WHAT YOU HAVE TO DO:
How many lines of the records below contain the word "isPresented"? Answer with the number alone.

===== TASK INPUT =====

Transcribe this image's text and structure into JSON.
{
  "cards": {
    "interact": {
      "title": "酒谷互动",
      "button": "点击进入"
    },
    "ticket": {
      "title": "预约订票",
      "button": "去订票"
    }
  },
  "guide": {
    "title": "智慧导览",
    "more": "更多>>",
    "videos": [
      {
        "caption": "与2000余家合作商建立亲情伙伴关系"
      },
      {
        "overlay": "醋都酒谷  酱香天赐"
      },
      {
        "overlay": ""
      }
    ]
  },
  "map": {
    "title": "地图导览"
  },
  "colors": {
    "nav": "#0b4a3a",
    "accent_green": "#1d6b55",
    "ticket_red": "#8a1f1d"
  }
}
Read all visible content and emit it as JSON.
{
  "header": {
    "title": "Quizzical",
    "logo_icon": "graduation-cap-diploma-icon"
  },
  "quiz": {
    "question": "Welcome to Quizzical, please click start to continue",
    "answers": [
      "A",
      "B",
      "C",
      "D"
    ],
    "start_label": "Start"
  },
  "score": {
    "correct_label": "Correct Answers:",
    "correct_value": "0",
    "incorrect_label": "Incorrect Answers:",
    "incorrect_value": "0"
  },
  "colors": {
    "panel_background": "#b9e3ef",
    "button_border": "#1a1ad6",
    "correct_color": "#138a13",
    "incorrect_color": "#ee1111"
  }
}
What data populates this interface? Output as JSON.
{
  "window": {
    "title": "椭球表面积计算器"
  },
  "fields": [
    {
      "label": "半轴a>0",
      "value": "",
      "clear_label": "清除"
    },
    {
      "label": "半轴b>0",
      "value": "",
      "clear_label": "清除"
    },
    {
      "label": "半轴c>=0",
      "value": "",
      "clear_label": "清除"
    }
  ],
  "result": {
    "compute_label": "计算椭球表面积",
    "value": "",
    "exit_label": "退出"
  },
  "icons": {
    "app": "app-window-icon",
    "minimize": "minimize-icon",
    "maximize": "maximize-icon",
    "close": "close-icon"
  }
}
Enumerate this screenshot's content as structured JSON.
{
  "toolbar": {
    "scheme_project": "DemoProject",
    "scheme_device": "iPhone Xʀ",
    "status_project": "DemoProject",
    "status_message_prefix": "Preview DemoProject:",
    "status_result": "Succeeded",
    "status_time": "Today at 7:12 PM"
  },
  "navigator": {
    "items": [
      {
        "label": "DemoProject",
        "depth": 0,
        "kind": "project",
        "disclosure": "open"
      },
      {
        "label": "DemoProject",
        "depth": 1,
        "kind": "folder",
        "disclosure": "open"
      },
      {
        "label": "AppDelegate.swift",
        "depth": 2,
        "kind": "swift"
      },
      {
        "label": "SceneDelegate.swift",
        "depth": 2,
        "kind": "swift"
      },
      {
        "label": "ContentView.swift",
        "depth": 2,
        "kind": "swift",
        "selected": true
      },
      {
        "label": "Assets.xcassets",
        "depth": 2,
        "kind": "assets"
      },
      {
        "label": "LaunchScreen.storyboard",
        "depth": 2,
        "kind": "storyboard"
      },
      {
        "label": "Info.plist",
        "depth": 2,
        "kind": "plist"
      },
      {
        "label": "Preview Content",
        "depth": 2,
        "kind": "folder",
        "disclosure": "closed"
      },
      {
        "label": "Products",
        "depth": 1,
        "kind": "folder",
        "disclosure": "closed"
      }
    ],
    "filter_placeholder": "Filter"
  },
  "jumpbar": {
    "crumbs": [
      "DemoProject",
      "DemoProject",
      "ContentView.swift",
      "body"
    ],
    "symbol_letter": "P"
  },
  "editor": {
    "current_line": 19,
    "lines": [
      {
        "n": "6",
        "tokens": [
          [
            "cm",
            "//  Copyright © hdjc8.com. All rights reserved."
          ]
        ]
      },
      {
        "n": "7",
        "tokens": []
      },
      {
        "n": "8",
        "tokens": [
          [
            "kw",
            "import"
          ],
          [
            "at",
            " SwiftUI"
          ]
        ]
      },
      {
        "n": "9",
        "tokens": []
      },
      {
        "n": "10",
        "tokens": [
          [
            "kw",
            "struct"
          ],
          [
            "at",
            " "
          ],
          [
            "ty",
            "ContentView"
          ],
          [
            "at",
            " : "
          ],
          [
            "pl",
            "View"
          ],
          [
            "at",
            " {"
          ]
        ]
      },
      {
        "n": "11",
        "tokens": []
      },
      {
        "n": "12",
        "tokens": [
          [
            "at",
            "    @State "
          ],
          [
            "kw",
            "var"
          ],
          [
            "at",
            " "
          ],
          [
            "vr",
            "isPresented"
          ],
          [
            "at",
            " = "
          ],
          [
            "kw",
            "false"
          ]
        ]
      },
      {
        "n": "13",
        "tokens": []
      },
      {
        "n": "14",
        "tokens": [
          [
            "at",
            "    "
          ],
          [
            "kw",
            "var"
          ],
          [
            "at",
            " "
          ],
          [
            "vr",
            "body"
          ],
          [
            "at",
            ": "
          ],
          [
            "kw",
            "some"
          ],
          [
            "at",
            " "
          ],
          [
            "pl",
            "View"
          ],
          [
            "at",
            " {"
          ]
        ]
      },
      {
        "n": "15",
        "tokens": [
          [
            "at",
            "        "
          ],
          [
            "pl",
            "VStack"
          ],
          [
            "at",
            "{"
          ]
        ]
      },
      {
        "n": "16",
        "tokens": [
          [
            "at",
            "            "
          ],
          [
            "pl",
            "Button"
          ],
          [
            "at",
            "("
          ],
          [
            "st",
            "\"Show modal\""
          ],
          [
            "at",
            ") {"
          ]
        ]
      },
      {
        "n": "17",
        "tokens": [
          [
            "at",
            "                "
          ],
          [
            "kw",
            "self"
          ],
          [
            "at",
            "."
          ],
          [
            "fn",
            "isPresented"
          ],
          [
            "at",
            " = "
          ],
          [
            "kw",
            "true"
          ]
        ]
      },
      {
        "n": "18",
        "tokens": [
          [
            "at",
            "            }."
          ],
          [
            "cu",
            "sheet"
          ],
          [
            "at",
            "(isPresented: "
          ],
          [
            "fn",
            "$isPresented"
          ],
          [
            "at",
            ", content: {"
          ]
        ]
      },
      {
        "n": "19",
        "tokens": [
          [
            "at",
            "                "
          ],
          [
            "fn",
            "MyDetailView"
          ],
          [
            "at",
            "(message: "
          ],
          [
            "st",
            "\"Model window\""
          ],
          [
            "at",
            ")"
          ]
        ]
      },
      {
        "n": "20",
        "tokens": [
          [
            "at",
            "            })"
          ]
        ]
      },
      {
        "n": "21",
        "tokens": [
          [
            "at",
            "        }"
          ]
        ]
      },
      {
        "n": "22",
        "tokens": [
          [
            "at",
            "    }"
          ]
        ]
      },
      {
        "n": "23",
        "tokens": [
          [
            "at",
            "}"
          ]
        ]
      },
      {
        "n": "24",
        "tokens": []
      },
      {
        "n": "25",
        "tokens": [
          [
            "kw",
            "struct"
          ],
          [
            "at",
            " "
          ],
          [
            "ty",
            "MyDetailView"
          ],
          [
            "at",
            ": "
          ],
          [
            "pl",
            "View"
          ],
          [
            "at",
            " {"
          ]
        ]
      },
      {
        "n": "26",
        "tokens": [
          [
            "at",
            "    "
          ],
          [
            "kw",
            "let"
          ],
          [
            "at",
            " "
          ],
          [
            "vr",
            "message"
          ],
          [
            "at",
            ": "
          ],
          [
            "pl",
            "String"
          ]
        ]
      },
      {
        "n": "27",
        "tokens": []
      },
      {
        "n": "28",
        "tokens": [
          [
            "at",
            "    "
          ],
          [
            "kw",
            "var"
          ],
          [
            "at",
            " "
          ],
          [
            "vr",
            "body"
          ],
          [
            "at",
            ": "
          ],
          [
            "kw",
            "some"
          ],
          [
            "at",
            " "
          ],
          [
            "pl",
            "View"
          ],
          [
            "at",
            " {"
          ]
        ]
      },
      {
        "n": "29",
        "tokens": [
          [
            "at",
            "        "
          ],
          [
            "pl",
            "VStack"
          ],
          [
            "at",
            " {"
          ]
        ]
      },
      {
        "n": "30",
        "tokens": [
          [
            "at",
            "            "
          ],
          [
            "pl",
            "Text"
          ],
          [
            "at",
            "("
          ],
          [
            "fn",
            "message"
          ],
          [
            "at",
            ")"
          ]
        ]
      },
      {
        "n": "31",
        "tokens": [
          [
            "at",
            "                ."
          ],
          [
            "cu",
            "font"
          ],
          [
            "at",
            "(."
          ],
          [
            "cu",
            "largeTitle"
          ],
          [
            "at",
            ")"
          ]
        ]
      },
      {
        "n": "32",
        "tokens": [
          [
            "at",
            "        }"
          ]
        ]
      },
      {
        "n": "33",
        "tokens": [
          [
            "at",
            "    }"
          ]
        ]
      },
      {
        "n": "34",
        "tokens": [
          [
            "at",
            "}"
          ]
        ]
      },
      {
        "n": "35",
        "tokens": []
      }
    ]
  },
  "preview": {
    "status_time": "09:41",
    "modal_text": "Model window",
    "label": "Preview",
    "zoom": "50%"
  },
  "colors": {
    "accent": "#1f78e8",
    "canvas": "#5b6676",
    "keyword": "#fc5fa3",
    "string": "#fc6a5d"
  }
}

=====

ANSWER FOR THIS EXERCISE:
4